> Goal of the exercise
Count how many lines hold the string "dashboard". Give that number alone.

Chart and figure data:
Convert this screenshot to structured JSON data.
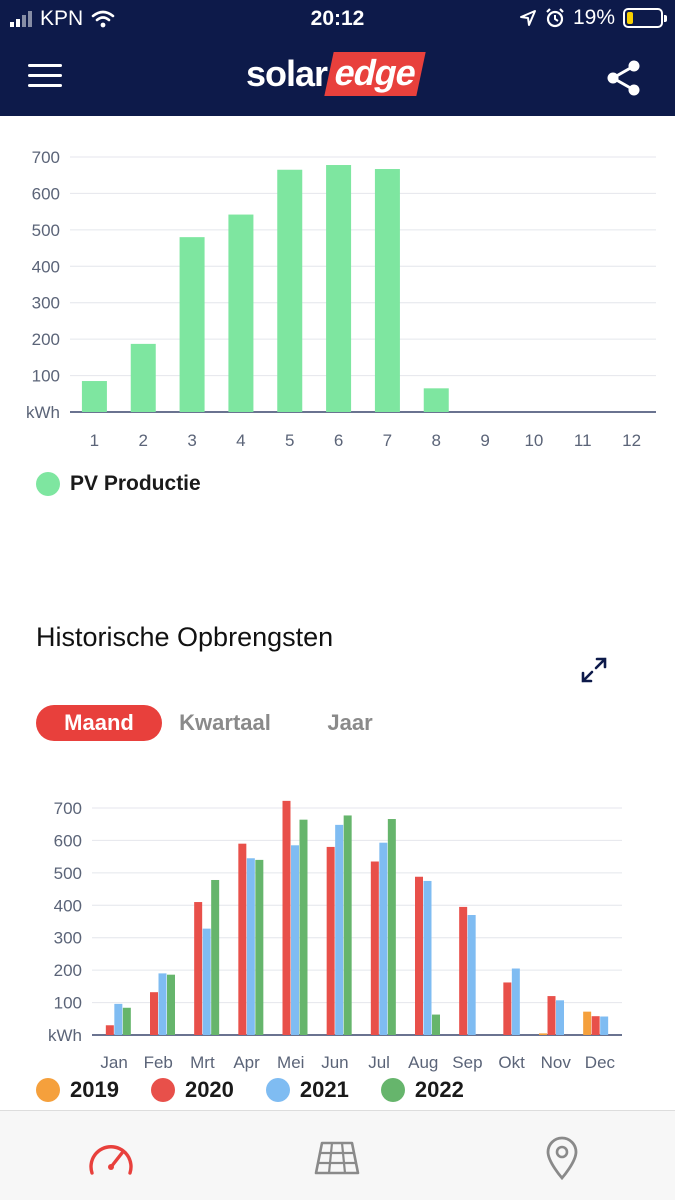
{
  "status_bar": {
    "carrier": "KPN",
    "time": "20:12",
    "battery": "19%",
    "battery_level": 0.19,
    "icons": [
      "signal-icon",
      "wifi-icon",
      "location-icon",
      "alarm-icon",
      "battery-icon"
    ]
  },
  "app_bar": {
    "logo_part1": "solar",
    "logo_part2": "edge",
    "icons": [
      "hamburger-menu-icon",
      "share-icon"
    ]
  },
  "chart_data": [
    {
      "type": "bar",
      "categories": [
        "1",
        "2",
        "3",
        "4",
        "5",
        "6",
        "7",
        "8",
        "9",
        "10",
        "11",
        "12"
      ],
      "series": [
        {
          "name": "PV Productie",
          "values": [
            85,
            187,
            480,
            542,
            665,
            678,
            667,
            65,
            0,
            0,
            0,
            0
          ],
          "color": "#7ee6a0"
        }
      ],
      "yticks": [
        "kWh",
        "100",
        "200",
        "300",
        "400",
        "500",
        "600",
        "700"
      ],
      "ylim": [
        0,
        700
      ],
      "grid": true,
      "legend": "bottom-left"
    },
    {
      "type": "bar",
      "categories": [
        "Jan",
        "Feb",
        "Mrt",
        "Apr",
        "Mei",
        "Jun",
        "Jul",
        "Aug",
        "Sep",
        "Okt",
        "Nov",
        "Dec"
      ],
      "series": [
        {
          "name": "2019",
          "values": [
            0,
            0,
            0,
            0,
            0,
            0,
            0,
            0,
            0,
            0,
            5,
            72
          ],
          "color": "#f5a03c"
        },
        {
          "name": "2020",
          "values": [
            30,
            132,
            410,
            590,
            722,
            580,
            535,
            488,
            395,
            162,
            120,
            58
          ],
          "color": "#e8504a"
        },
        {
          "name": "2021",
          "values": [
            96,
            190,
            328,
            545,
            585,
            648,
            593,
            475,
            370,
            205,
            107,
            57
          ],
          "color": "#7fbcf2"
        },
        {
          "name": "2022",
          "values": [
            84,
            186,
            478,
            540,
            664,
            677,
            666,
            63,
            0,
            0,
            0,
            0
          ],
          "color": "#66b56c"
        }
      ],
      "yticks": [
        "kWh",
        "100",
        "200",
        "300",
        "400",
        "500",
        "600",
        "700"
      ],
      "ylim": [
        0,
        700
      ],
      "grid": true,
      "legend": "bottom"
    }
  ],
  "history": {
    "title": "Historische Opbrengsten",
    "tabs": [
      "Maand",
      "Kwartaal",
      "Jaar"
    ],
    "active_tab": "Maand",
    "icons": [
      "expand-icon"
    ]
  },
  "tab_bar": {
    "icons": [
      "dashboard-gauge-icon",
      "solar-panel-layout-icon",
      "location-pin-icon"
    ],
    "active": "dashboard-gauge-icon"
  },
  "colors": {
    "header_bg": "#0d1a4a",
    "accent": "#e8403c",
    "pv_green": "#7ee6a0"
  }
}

> Solution to this task
2